*STATED EXERCISE:* What lines of the data include the string "cycle"? Copy them all.

[Stored records]
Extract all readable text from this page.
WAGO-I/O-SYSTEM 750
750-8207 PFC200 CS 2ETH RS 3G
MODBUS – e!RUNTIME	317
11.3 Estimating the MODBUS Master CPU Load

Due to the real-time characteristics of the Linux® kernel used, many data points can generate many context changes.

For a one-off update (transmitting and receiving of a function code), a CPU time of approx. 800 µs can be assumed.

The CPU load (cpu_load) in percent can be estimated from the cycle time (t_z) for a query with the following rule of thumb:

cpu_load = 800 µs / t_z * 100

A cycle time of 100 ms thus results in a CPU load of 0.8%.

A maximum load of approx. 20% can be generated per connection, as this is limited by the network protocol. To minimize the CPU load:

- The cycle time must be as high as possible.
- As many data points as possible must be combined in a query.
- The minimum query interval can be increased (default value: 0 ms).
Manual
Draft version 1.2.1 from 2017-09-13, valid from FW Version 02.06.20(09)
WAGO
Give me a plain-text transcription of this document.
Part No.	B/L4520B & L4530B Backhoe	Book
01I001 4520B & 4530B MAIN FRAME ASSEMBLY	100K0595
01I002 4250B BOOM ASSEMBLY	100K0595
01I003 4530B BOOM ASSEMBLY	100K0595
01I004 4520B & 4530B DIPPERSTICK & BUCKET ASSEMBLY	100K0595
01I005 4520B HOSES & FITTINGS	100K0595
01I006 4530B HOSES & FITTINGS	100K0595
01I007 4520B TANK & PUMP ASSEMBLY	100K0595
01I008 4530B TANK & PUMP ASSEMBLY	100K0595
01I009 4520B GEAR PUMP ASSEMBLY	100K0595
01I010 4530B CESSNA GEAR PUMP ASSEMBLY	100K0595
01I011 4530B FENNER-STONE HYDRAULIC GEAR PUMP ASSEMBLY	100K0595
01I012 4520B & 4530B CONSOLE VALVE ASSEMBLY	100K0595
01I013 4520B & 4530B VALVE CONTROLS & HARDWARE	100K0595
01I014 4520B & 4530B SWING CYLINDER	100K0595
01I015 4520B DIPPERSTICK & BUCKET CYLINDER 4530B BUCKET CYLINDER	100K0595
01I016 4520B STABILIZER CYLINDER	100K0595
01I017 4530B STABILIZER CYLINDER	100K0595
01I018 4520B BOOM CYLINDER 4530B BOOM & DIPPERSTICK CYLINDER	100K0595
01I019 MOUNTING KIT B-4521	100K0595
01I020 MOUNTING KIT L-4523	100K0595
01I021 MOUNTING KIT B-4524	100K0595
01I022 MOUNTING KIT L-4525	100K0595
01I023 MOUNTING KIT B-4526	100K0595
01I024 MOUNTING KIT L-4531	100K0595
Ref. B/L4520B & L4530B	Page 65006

*FINISHED TASK:*
The CPU load (cpu_load) in percent can be estimated from the cycle time (t_z) for a query with the following rule of thumb:
A cycle time of 100 ms thus results in a CPU load of 0.8%.
- The cycle time must be as high as possible.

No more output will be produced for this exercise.